Objective = Pictures aside, quote the whole listing exactly.

Material for this task =
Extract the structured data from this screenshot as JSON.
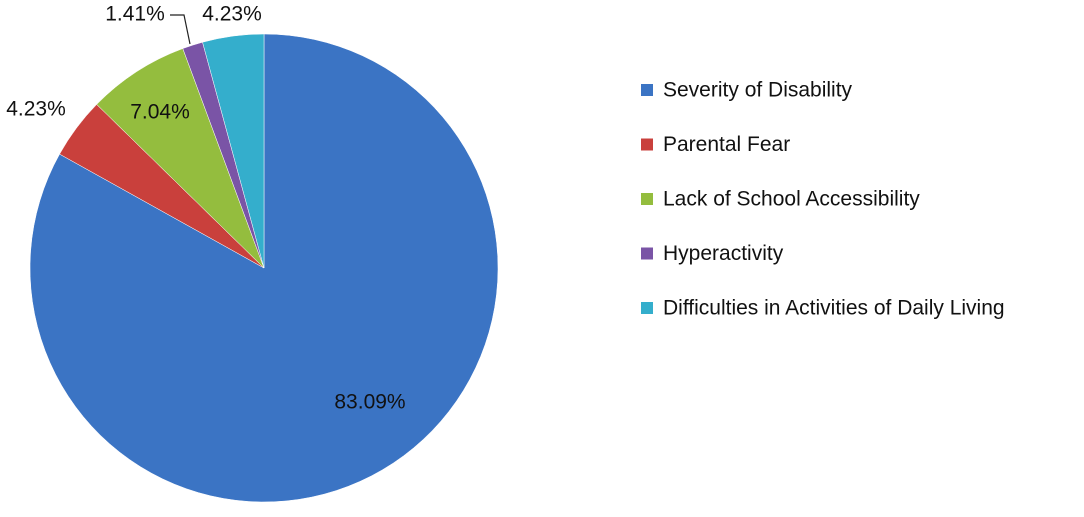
{
  "chart_data": {
    "type": "pie",
    "categories": [
      "Severity of Disability",
      "Parental Fear",
      "Lack of School Accessibility",
      "Hyperactivity",
      "Difficulties in Activities of Daily Living"
    ],
    "values": [
      83.09,
      4.23,
      7.04,
      1.41,
      4.23
    ],
    "value_labels": [
      "83.09%",
      "4.23%",
      "7.04%",
      "1.41%",
      "4.23%"
    ],
    "colors": [
      "#3b74c4",
      "#c9403c",
      "#94bd3e",
      "#7a54a6",
      "#34aecc"
    ],
    "legend": "right"
  }
}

Exercise response =
Extract the structured data from this screenshot as JSON.
{
  "chart_data": {
    "type": "pie",
    "categories": [
      "Severity of Disability",
      "Parental Fear",
      "Lack of School Accessibility",
      "Hyperactivity",
      "Difficulties in Activities of Daily Living"
    ],
    "values": [
      83.09,
      4.23,
      7.04,
      1.41,
      4.23
    ],
    "value_labels": [
      "83.09%",
      "4.23%",
      "7.04%",
      "1.41%",
      "4.23%"
    ],
    "colors": [
      "#3b74c4",
      "#c9403c",
      "#94bd3e",
      "#7a54a6",
      "#34aecc"
    ],
    "legend": "right"
  }
}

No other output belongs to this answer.